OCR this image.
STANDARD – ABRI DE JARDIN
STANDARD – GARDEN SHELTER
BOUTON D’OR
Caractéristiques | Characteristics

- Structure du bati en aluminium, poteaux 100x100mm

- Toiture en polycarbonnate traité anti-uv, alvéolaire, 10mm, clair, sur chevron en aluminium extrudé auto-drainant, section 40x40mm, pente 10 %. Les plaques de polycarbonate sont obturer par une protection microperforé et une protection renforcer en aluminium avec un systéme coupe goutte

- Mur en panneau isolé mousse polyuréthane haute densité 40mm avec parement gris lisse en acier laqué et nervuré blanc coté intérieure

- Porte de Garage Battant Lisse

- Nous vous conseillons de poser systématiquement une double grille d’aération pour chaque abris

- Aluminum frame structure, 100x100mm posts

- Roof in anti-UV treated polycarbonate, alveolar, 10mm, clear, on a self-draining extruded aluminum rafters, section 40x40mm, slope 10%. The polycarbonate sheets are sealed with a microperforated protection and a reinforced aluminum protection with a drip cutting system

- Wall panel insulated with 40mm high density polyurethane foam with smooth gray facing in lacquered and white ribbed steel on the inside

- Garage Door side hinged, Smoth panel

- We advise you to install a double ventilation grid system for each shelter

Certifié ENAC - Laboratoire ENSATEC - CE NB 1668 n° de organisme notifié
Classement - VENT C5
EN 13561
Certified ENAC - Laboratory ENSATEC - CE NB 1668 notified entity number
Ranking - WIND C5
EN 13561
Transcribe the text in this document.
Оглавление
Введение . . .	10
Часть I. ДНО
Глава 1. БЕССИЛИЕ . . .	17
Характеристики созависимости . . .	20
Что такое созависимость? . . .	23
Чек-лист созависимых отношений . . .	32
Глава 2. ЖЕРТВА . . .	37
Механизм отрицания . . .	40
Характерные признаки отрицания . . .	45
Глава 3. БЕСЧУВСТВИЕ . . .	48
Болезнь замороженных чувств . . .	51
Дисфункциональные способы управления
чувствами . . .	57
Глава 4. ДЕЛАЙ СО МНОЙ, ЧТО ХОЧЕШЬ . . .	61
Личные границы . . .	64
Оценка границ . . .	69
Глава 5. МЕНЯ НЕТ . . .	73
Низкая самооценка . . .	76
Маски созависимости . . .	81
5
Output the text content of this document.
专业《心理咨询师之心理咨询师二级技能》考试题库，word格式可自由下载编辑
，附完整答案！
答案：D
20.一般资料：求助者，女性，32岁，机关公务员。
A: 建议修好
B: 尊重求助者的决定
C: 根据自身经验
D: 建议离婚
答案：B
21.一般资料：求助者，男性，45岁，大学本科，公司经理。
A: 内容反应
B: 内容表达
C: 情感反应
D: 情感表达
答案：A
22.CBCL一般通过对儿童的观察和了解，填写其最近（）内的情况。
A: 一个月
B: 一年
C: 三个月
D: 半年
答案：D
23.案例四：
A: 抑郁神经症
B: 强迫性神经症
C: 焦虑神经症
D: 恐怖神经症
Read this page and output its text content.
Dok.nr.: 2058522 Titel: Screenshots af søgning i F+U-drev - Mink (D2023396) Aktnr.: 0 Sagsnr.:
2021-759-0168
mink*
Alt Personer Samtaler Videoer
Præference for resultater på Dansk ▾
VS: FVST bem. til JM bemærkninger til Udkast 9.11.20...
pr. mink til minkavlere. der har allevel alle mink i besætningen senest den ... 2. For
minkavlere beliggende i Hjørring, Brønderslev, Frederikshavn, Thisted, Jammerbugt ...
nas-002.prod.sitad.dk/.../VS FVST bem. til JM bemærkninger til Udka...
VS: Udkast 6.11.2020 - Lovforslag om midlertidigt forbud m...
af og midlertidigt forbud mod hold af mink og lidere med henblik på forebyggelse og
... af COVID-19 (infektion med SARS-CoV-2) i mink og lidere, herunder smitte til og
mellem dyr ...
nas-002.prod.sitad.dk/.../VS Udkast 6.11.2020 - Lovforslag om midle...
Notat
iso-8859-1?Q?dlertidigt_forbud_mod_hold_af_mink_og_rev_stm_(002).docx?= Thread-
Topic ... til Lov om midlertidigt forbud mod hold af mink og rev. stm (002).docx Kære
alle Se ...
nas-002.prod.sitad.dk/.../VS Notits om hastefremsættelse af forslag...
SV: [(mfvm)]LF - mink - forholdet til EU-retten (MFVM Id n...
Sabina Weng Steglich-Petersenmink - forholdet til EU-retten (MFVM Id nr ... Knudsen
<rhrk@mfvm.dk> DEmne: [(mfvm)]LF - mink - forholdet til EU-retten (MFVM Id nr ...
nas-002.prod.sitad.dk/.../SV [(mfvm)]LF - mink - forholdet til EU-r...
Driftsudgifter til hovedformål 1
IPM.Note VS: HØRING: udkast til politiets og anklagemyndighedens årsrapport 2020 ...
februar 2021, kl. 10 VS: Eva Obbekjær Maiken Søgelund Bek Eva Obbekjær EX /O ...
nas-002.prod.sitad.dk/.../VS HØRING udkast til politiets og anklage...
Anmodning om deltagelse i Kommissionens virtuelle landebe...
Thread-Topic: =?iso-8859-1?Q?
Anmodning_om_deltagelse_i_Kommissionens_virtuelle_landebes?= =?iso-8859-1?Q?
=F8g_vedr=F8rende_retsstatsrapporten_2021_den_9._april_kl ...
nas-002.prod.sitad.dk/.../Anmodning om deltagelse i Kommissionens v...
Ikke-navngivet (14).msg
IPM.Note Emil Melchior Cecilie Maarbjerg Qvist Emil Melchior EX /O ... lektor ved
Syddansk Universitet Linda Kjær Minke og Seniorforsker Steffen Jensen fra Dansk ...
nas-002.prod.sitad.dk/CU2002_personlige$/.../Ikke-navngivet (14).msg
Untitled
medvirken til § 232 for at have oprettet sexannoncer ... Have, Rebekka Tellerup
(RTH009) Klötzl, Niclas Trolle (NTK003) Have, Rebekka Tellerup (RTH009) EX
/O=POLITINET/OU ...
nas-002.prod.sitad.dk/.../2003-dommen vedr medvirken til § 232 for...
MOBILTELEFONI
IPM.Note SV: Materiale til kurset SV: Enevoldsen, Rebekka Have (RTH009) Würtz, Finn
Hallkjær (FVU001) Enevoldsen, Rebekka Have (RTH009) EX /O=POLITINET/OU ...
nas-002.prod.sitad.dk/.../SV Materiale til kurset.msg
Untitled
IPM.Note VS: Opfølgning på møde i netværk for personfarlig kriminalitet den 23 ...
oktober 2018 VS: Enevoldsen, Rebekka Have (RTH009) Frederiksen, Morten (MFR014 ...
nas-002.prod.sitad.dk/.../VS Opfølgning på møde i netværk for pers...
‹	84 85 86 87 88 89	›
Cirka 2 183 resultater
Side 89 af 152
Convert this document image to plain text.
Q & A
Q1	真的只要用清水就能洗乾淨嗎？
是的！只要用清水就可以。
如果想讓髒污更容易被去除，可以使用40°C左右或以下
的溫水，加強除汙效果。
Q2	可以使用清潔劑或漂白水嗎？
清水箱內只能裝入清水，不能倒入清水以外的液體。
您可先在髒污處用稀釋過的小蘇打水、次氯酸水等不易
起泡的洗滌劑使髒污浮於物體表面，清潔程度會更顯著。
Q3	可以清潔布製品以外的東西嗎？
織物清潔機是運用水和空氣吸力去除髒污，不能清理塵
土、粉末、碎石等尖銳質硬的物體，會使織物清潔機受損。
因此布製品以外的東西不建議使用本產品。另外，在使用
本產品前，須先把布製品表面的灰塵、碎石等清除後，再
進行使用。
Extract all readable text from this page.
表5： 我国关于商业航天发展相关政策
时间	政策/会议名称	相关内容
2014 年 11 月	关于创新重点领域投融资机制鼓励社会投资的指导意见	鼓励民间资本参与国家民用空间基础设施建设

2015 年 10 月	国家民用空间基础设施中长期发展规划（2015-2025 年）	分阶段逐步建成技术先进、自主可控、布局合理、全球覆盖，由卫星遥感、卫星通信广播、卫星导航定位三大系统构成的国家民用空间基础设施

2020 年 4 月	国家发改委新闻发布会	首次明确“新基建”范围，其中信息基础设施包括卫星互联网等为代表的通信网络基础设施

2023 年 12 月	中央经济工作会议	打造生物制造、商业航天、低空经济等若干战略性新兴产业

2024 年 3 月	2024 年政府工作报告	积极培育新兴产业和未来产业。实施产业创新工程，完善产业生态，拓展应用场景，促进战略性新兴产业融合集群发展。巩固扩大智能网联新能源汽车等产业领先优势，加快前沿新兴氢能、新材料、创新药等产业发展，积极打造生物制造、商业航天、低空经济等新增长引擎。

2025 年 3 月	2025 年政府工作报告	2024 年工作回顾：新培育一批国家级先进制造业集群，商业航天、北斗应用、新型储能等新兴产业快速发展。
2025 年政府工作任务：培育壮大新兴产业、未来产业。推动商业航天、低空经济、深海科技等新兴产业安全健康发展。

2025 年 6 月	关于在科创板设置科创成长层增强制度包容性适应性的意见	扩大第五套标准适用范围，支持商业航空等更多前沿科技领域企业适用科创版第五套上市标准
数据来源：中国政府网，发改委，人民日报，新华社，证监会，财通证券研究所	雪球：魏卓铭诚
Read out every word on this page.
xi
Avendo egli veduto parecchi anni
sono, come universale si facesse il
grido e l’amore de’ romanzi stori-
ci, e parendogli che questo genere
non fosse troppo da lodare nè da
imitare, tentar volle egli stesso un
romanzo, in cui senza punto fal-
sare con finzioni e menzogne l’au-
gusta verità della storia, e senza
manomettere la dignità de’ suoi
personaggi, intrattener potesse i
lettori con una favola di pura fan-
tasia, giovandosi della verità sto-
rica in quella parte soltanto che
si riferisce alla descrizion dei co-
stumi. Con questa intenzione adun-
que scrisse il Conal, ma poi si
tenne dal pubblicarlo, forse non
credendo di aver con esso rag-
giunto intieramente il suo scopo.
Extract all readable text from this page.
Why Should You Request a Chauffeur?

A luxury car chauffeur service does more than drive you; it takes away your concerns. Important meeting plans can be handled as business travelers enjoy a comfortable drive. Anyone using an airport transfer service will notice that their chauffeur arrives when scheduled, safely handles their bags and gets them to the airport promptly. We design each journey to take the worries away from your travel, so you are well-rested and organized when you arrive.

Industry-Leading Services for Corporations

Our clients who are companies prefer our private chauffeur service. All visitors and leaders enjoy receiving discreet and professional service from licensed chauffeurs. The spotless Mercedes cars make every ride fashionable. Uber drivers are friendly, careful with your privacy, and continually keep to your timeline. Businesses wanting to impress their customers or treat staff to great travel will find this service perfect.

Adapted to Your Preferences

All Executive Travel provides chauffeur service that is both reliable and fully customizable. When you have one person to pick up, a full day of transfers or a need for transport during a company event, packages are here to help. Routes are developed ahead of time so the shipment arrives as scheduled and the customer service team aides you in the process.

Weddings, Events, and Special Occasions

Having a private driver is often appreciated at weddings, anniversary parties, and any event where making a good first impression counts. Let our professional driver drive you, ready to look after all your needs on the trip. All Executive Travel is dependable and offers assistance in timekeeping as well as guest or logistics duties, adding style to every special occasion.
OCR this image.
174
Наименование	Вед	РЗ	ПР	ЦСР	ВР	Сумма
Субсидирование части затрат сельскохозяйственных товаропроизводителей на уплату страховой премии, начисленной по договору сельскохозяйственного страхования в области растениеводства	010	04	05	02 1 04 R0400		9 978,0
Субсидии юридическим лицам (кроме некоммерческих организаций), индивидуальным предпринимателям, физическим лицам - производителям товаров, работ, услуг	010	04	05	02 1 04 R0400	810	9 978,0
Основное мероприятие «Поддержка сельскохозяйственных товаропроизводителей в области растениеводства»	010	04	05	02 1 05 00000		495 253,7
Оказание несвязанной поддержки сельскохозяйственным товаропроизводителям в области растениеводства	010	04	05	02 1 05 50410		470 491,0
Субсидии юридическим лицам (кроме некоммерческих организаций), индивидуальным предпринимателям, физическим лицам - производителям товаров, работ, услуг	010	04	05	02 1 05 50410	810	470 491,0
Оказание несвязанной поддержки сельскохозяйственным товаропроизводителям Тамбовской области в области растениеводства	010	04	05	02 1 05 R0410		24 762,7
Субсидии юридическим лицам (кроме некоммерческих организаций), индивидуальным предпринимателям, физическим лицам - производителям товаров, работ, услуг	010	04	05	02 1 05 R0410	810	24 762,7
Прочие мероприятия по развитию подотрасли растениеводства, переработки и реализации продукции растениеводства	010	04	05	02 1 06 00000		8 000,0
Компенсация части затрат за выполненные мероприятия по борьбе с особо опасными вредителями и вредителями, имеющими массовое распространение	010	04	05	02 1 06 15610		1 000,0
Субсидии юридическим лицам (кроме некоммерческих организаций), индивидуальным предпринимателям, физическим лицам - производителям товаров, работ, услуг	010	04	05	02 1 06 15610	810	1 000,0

* Given instruction
Copy out each line of the data where the string "FVST" appears.

* Written response
VS: FVST bem. til JM bemærkninger til Udkast 9.11.20...
nas-002.prod.sitad.dk/.../VS FVST bem. til JM bemærkninger til Udka...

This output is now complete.